Exercise instructions: Determine the number of lines where "Valid" occurs and reply with that number by itself.

---*---

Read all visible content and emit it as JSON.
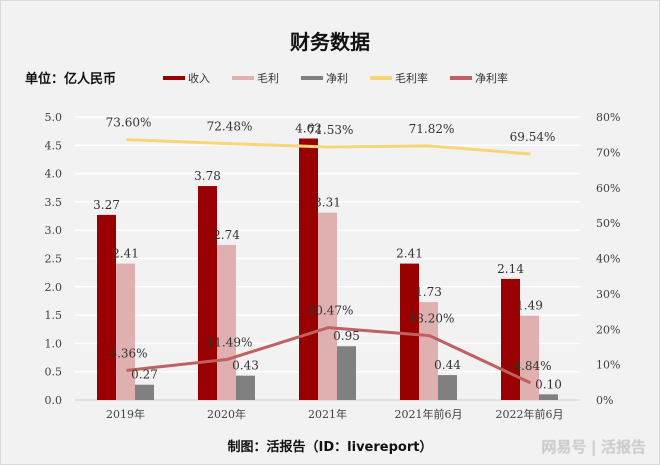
{
  "title": "财务数据",
  "unit_label": "单位：亿人民币",
  "footer": "制图：活报告（ID：livereport）",
  "watermark": "网易号 | 活报告",
  "colors": {
    "revenue": "#990000",
    "gross_profit": "#e0b0b0",
    "net_profit": "#808080",
    "gross_margin": "#f8d676",
    "net_margin": "#c06060",
    "grid": "#ffffff",
    "text": "#404040"
  },
  "chart_data": {
    "type": "bar",
    "title": "财务数据",
    "categories": [
      "2019年",
      "2020年",
      "2021年",
      "2021年前6月",
      "2022年前6月"
    ],
    "series": [
      {
        "name": "收入",
        "type": "bar",
        "axis": "left",
        "values": [
          3.27,
          3.78,
          4.62,
          2.41,
          2.14
        ],
        "labels": [
          "3.27",
          "3.78",
          "4.62",
          "2.41",
          "2.14"
        ]
      },
      {
        "name": "毛利",
        "type": "bar",
        "axis": "left",
        "values": [
          2.41,
          2.74,
          3.31,
          1.73,
          1.49
        ],
        "labels": [
          "2.41",
          "2.74",
          "3.31",
          "1.73",
          "1.49"
        ]
      },
      {
        "name": "净利",
        "type": "bar",
        "axis": "left",
        "values": [
          0.27,
          0.43,
          0.95,
          0.44,
          0.1
        ],
        "labels": [
          "0.27",
          "0.43",
          "0.95",
          "0.44",
          "0.10"
        ]
      },
      {
        "name": "毛利率",
        "type": "line",
        "axis": "right",
        "values": [
          73.6,
          72.48,
          71.53,
          71.82,
          69.54
        ],
        "labels": [
          "73.60%",
          "72.48%",
          "71.53%",
          "71.82%",
          "69.54%"
        ]
      },
      {
        "name": "净利率",
        "type": "line",
        "axis": "right",
        "values": [
          8.36,
          11.49,
          20.47,
          18.2,
          4.84
        ],
        "labels": [
          "8.36%",
          "11.49%",
          "20.47%",
          "18.20%",
          "4.84%"
        ]
      }
    ],
    "left_axis": {
      "ylim": [
        0,
        5.0
      ],
      "ticks": [
        "0.0",
        "0.5",
        "1.0",
        "1.5",
        "2.0",
        "2.5",
        "3.0",
        "3.5",
        "4.0",
        "4.5",
        "5.0"
      ]
    },
    "right_axis": {
      "ylim": [
        0,
        80
      ],
      "ticks": [
        "0%",
        "10%",
        "20%",
        "30%",
        "40%",
        "50%",
        "60%",
        "70%",
        "80%"
      ]
    },
    "grid": true,
    "legend_position": "top"
  }
}
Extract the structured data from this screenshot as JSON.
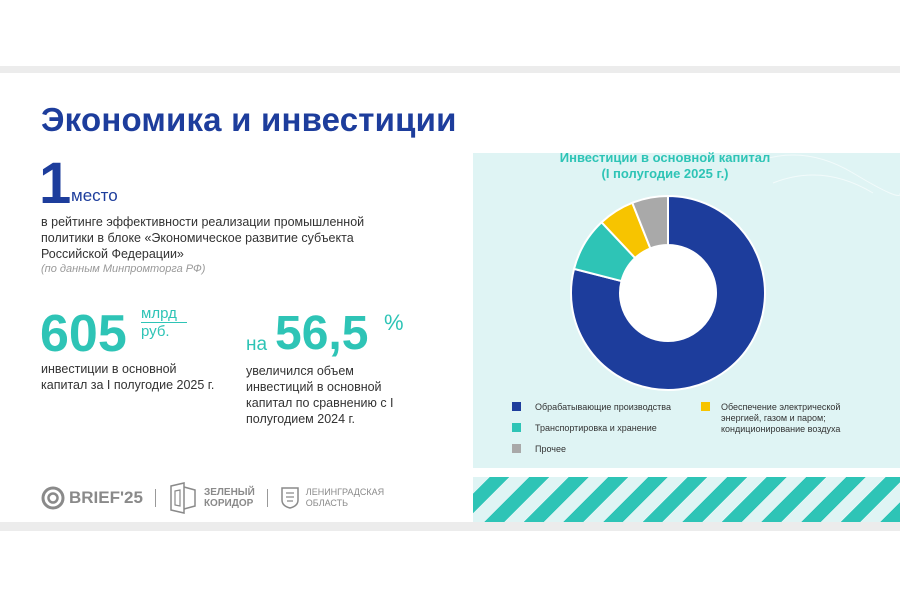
{
  "title": "Экономика и инвестиции",
  "rank": {
    "number": "1",
    "word": "место",
    "description": "в рейтинге эффективности реализации промышленной политики в блоке «Экономическое развитие субъекта Российской Федерации»",
    "source": "(по данным Минпромторга РФ)"
  },
  "investment": {
    "value": "605",
    "unit_line1": "млрд",
    "unit_line2": "руб.",
    "description": "инвестиции в основной капитал за I полугодие 2025 г."
  },
  "growth": {
    "prefix": "на",
    "value": "56,5",
    "unit": "%",
    "description": "увеличился объем инвестиций в основной капитал по сравнению с I полугодием 2024 г."
  },
  "footer": {
    "brief": "BRIEF'25",
    "green_corridor_line1": "ЗЕЛЕНЫЙ",
    "green_corridor_line2": "КОРИДОР",
    "region_line1": "ЛЕНИНГРАДСКАЯ",
    "region_line2": "ОБЛАСТЬ"
  },
  "colors": {
    "primary": "#1d3d9c",
    "accent": "#2ec4b6",
    "panel": "#dff4f4",
    "yellow": "#f7c400",
    "gray": "#a9a9a9"
  },
  "chart_data": {
    "type": "pie",
    "variant": "donut",
    "title_line1": "Инвестиции в основной капитал",
    "title_line2": "(I полугодие 2025 г.)",
    "categories": [
      "Обрабатывающие производства",
      "Транспортировка и хранение",
      "Обеспечение электрической энергией, газом и паром; кондиционирование воздуха",
      "Прочее"
    ],
    "values": [
      79,
      9,
      6,
      6
    ],
    "colors": [
      "#1d3d9c",
      "#2ec4b6",
      "#f7c400",
      "#a9a9a9"
    ],
    "legend_labels": {
      "manufacturing": "Обрабатывающие производства",
      "transport": "Транспортировка и хранение",
      "energy": "Обеспечение электрической энергией, газом и паром; кондиционирование воздуха",
      "other": "Прочее"
    }
  }
}
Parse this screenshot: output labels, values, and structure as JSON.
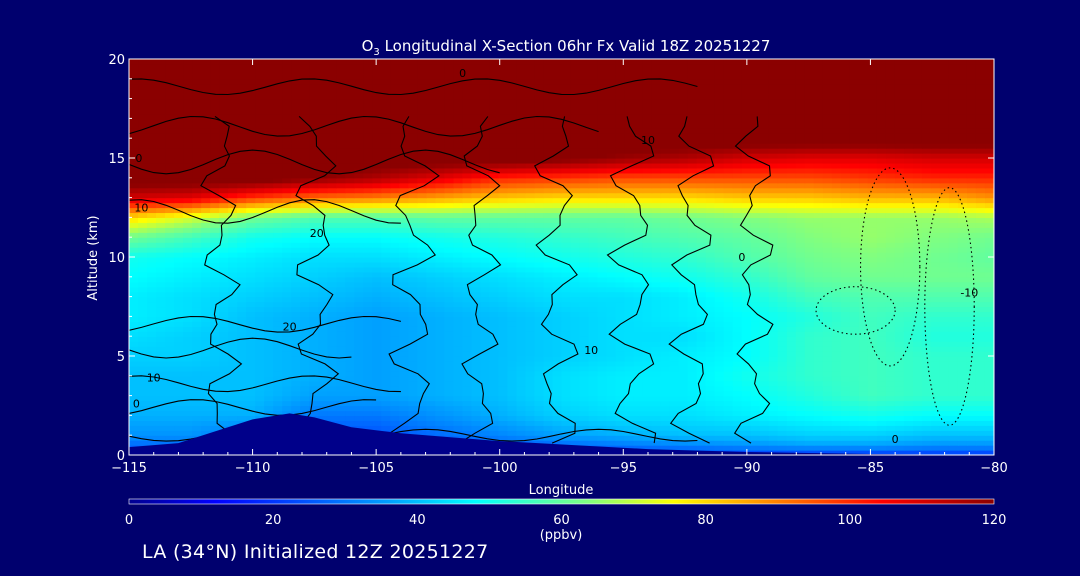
{
  "chart_data": {
    "type": "heatmap",
    "title": "O3 Longitudinal X-Section 06hr  Fx Valid 18Z 20251227",
    "title_parts": {
      "pre": "O",
      "sub": "3",
      "post": " Longitudinal X-Section 06hr  Fx Valid 18Z 20251227"
    },
    "xlabel": "Longitude",
    "ylabel": "Altitude (km)",
    "xlim": [
      -115,
      -80
    ],
    "ylim": [
      0,
      20
    ],
    "x_ticks": [
      -115,
      -110,
      -105,
      -100,
      -95,
      -90,
      -85,
      -80
    ],
    "x_tick_labels": [
      "−115",
      "−110",
      "−105",
      "−100",
      "−95",
      "−90",
      "−85",
      "−80"
    ],
    "y_ticks": [
      0,
      5,
      10,
      15,
      20
    ],
    "y_tick_labels": [
      "0",
      "5",
      "10",
      "15",
      "20"
    ],
    "colorbar": {
      "range": [
        0,
        120
      ],
      "ticks": [
        0,
        20,
        40,
        60,
        80,
        100,
        120
      ],
      "tick_labels": [
        "0",
        "20",
        "40",
        "60",
        "80",
        "100",
        "120"
      ],
      "unit_label": "(ppbv)"
    },
    "field": {
      "description_units": "ppbv",
      "x_grid": [
        -115,
        -112.5,
        -110,
        -107.5,
        -105,
        -102.5,
        -100,
        -97.5,
        -95,
        -92.5,
        -90,
        -87.5,
        -85,
        -82.5,
        -80
      ],
      "y_grid": [
        0,
        0.5,
        1,
        2,
        3,
        4,
        5,
        6,
        7,
        8,
        9,
        10,
        11,
        12,
        13,
        14,
        15,
        16,
        17,
        18,
        19,
        20
      ],
      "values": [
        [
          20,
          20,
          20,
          20,
          20,
          20,
          20,
          20,
          20,
          20,
          20,
          20,
          20,
          20,
          20
        ],
        [
          28,
          28,
          22,
          22,
          22,
          24,
          26,
          28,
          30,
          32,
          34,
          36,
          36,
          34,
          34
        ],
        [
          34,
          34,
          28,
          24,
          24,
          28,
          32,
          36,
          38,
          40,
          40,
          42,
          42,
          40,
          40
        ],
        [
          38,
          38,
          38,
          30,
          30,
          34,
          38,
          42,
          44,
          44,
          46,
          48,
          50,
          48,
          48
        ],
        [
          40,
          40,
          40,
          36,
          36,
          38,
          40,
          44,
          46,
          46,
          48,
          52,
          56,
          54,
          54
        ],
        [
          40,
          40,
          40,
          38,
          36,
          38,
          40,
          44,
          46,
          46,
          50,
          54,
          56,
          54,
          54
        ],
        [
          42,
          42,
          40,
          38,
          36,
          38,
          40,
          42,
          44,
          46,
          48,
          54,
          56,
          54,
          54
        ],
        [
          44,
          42,
          40,
          38,
          36,
          38,
          40,
          42,
          44,
          44,
          48,
          54,
          56,
          52,
          52
        ],
        [
          46,
          44,
          40,
          38,
          36,
          38,
          40,
          42,
          44,
          46,
          48,
          52,
          56,
          54,
          54
        ],
        [
          46,
          44,
          42,
          40,
          38,
          40,
          42,
          44,
          44,
          46,
          50,
          56,
          58,
          58,
          58
        ],
        [
          48,
          46,
          44,
          42,
          40,
          42,
          44,
          46,
          48,
          50,
          54,
          60,
          62,
          62,
          62
        ],
        [
          50,
          48,
          46,
          44,
          44,
          46,
          48,
          50,
          52,
          54,
          58,
          62,
          64,
          62,
          60
        ],
        [
          62,
          56,
          50,
          48,
          48,
          50,
          52,
          54,
          56,
          58,
          60,
          64,
          66,
          64,
          62
        ],
        [
          80,
          72,
          62,
          58,
          58,
          60,
          60,
          60,
          60,
          62,
          64,
          66,
          66,
          66,
          68
        ],
        [
          110,
          108,
          98,
          92,
          90,
          86,
          82,
          80,
          80,
          80,
          82,
          82,
          84,
          84,
          88
        ],
        [
          125,
          125,
          125,
          120,
          115,
          108,
          100,
          98,
          96,
          96,
          96,
          96,
          98,
          100,
          100
        ],
        [
          125,
          125,
          125,
          125,
          125,
          125,
          125,
          122,
          118,
          115,
          110,
          108,
          108,
          110,
          110
        ],
        [
          125,
          125,
          125,
          125,
          125,
          125,
          125,
          125,
          125,
          125,
          125,
          125,
          125,
          125,
          125
        ],
        [
          125,
          125,
          125,
          125,
          125,
          125,
          125,
          125,
          125,
          125,
          125,
          125,
          125,
          125,
          125
        ],
        [
          125,
          125,
          125,
          125,
          125,
          125,
          125,
          125,
          125,
          125,
          125,
          125,
          125,
          125,
          125
        ],
        [
          125,
          125,
          125,
          125,
          125,
          125,
          125,
          125,
          125,
          125,
          125,
          125,
          125,
          125,
          125
        ],
        [
          125,
          125,
          125,
          125,
          125,
          125,
          125,
          125,
          125,
          125,
          125,
          125,
          125,
          125,
          125
        ]
      ]
    },
    "terrain": {
      "points": [
        [
          -115,
          0.4
        ],
        [
          -113,
          0.6
        ],
        [
          -111.5,
          1.2
        ],
        [
          -110,
          1.8
        ],
        [
          -108.5,
          2.1
        ],
        [
          -107.5,
          1.9
        ],
        [
          -106,
          1.4
        ],
        [
          -104,
          1.1
        ],
        [
          -102,
          0.9
        ],
        [
          -100,
          0.7
        ],
        [
          -97,
          0.5
        ],
        [
          -94,
          0.3
        ],
        [
          -90,
          0.15
        ],
        [
          -85,
          0.05
        ],
        [
          -80,
          0.0
        ]
      ]
    },
    "contour_labels": [
      {
        "text": "0",
        "x": -101.5,
        "y": 19.1
      },
      {
        "text": "10",
        "x": -94,
        "y": 15.7
      },
      {
        "text": "10",
        "x": -114.5,
        "y": 12.3
      },
      {
        "text": "20",
        "x": -107.4,
        "y": 11.0
      },
      {
        "text": "0",
        "x": -114.6,
        "y": 14.8
      },
      {
        "text": "20",
        "x": -108.5,
        "y": 6.3
      },
      {
        "text": "10",
        "x": -96.3,
        "y": 5.1
      },
      {
        "text": "10",
        "x": -114,
        "y": 3.7
      },
      {
        "text": "0",
        "x": -114.7,
        "y": 2.4
      },
      {
        "text": "0",
        "x": -90.2,
        "y": 9.8
      },
      {
        "text": "0",
        "x": -84,
        "y": 0.6
      },
      {
        "text": "-10",
        "x": -81,
        "y": 8.0
      }
    ]
  },
  "footer_text": "LA (34°N) Initialized 12Z 20251227"
}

---*---

The output: 2